WRITTEN REQUEST
Locate the line that contains "Parse this screenshot: output" in the data that follows. Copy it and every subsequent line to the end, exactly, excluding pictures.

══════════════════════════════

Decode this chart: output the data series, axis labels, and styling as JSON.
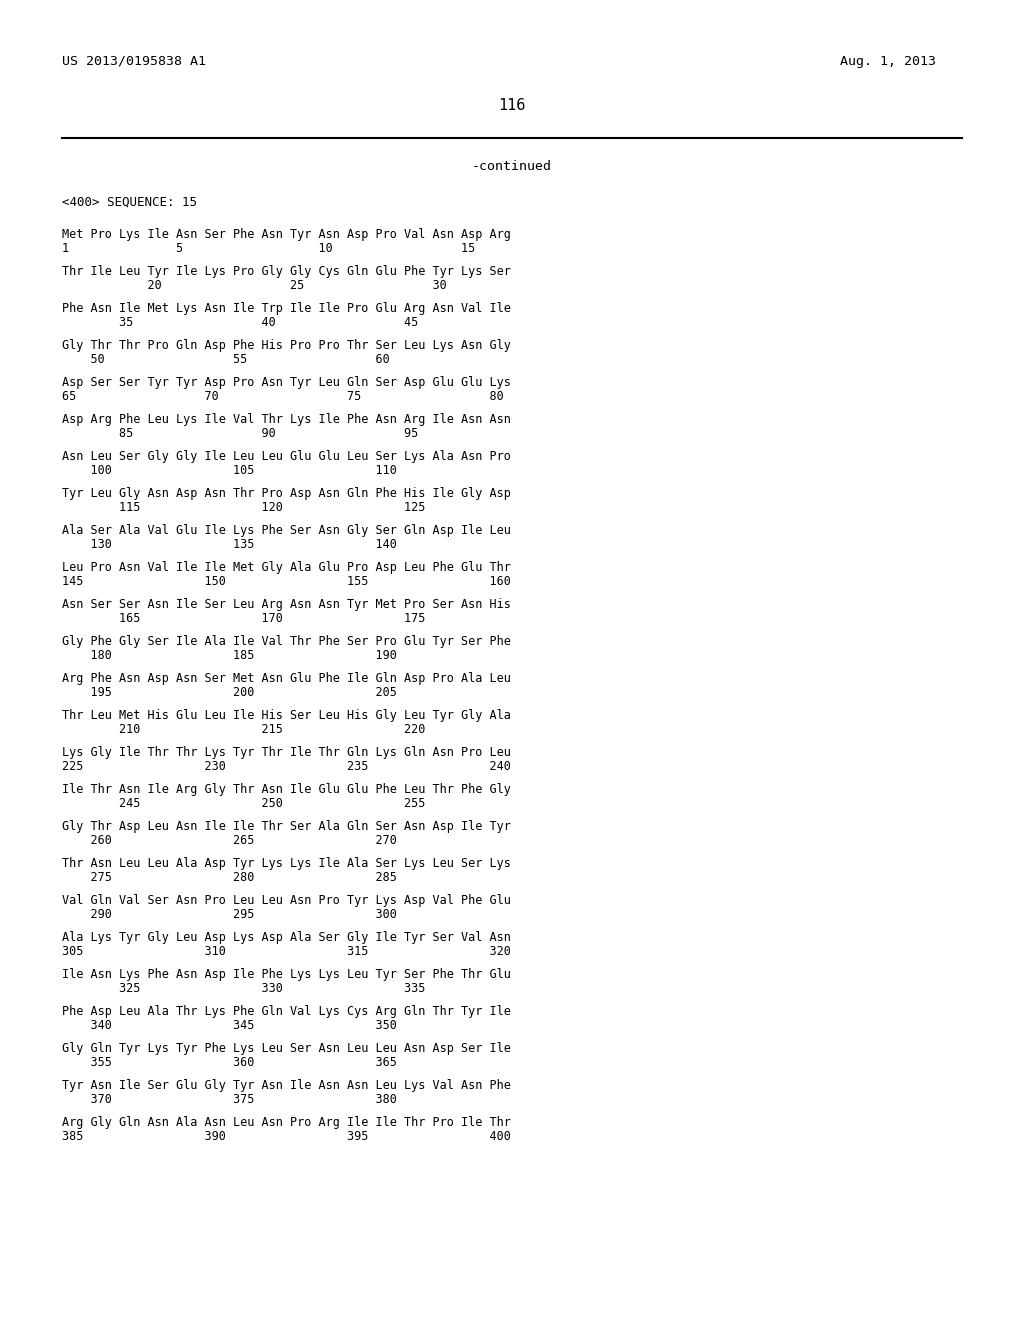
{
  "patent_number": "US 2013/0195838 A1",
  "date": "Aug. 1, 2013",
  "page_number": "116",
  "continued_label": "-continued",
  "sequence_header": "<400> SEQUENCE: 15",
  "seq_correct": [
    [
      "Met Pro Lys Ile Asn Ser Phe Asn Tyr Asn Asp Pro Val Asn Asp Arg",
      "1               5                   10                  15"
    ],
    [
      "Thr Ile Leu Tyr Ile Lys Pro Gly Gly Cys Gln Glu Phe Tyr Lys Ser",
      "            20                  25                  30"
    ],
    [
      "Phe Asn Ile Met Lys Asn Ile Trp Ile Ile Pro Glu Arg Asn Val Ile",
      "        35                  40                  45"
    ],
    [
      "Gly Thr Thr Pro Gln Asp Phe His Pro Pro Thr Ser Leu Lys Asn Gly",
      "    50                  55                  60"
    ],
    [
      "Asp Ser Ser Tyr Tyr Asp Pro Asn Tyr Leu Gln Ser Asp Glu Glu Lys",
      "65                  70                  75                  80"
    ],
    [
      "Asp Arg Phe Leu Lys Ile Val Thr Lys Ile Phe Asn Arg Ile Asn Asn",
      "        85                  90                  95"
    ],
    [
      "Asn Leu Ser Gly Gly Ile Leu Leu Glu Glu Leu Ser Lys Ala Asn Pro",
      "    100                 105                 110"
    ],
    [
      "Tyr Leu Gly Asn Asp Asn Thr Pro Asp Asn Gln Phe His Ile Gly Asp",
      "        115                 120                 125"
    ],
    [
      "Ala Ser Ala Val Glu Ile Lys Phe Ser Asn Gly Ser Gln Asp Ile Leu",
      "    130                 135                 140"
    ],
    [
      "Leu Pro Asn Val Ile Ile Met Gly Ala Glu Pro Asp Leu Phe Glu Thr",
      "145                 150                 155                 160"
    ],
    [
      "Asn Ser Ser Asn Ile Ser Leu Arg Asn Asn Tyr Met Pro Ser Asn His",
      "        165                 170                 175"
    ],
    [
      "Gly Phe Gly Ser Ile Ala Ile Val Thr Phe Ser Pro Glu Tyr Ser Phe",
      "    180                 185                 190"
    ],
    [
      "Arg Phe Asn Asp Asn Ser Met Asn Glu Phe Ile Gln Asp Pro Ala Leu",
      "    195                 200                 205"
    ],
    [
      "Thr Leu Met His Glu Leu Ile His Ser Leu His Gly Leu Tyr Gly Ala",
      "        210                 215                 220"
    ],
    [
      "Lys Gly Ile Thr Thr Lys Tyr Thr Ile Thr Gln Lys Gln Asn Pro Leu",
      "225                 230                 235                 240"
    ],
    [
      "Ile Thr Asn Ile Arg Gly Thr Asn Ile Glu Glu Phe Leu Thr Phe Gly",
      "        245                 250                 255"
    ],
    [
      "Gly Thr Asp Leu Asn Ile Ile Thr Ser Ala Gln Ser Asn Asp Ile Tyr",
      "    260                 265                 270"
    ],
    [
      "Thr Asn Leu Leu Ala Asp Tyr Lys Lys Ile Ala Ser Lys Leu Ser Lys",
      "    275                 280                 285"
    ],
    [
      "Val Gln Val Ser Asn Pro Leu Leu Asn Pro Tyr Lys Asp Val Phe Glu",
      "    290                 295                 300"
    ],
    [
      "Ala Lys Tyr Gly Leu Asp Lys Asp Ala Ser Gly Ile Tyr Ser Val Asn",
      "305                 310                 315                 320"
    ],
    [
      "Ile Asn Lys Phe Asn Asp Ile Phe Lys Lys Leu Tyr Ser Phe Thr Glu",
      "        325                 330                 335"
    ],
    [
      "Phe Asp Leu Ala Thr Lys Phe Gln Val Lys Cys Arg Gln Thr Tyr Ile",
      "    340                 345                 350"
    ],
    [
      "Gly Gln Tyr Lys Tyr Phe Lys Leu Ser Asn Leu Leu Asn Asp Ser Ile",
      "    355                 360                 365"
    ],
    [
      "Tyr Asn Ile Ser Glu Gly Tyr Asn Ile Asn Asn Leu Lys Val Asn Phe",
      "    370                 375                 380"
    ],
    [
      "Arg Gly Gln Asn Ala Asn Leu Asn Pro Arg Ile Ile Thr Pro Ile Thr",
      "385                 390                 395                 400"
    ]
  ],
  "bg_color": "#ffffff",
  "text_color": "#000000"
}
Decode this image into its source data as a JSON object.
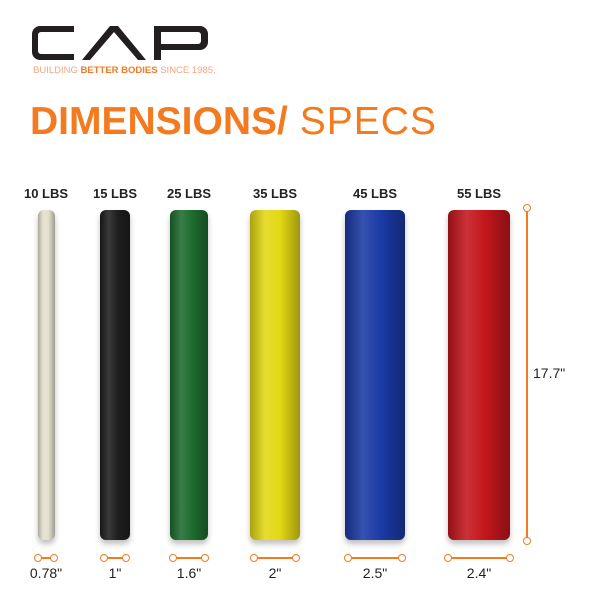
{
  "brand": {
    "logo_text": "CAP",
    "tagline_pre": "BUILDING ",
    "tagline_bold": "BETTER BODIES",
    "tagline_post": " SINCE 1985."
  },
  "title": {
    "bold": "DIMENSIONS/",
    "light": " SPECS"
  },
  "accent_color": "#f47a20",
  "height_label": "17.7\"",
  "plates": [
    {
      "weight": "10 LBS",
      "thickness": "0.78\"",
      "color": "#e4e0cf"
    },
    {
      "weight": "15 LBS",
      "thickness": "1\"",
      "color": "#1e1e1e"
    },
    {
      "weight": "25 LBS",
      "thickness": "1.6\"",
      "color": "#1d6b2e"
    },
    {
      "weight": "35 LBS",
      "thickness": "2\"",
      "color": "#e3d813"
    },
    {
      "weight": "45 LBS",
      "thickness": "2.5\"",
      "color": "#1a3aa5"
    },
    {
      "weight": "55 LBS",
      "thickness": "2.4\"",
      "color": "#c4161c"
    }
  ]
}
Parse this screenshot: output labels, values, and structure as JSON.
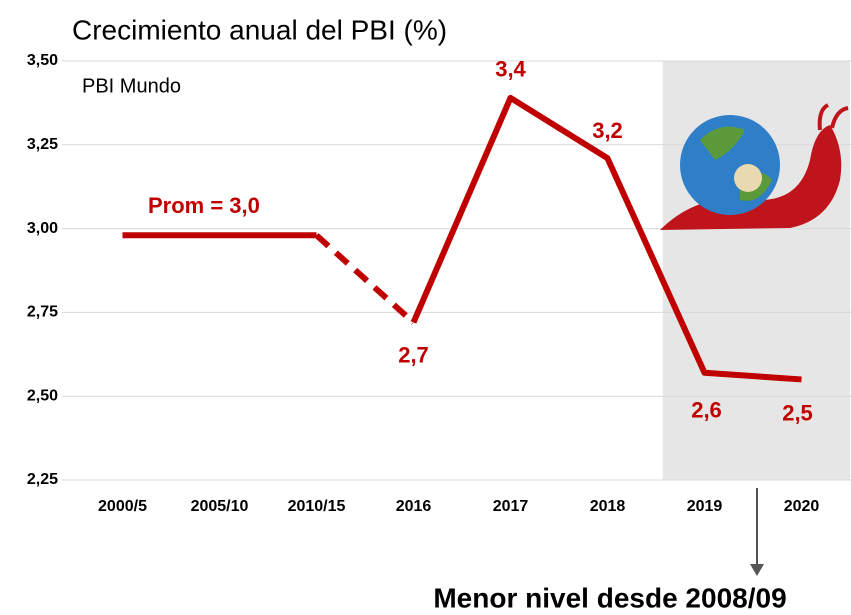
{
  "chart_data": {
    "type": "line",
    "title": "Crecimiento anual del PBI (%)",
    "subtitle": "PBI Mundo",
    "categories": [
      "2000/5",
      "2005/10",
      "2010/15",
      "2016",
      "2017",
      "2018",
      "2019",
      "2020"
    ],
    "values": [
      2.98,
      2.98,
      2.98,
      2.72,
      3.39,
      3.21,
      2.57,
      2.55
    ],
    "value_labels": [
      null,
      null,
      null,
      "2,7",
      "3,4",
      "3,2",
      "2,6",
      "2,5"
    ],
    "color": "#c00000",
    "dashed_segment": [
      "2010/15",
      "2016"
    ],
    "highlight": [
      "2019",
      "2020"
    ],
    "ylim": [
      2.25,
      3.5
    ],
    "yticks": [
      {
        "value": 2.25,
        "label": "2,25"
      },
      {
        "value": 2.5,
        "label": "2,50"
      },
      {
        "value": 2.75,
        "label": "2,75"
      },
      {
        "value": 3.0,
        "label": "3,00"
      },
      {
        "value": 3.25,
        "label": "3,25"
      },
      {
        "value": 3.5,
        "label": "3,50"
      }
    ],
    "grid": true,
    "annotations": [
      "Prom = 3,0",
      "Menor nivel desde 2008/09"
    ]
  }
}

══════════════════════════════

ANSWER FOR THIS EXERCISE
Parse this screenshot: output labels, values, and structure as JSON.
{
  "chart_data": {
    "type": "line",
    "title": "Crecimiento anual del PBI (%)",
    "subtitle": "PBI Mundo",
    "categories": [
      "2000/5",
      "2005/10",
      "2010/15",
      "2016",
      "2017",
      "2018",
      "2019",
      "2020"
    ],
    "values": [
      2.98,
      2.98,
      2.98,
      2.72,
      3.39,
      3.21,
      2.57,
      2.55
    ],
    "value_labels": [
      null,
      null,
      null,
      "2,7",
      "3,4",
      "3,2",
      "2,6",
      "2,5"
    ],
    "color": "#c00000",
    "dashed_segment": [
      "2010/15",
      "2016"
    ],
    "highlight": [
      "2019",
      "2020"
    ],
    "ylim": [
      2.25,
      3.5
    ],
    "yticks": [
      {
        "value": 2.25,
        "label": "2,25"
      },
      {
        "value": 2.5,
        "label": "2,50"
      },
      {
        "value": 2.75,
        "label": "2,75"
      },
      {
        "value": 3.0,
        "label": "3,00"
      },
      {
        "value": 3.25,
        "label": "3,25"
      },
      {
        "value": 3.5,
        "label": "3,50"
      }
    ],
    "grid": true,
    "annotations": [
      "Prom = 3,0",
      "Menor nivel desde 2008/09"
    ]
  }
}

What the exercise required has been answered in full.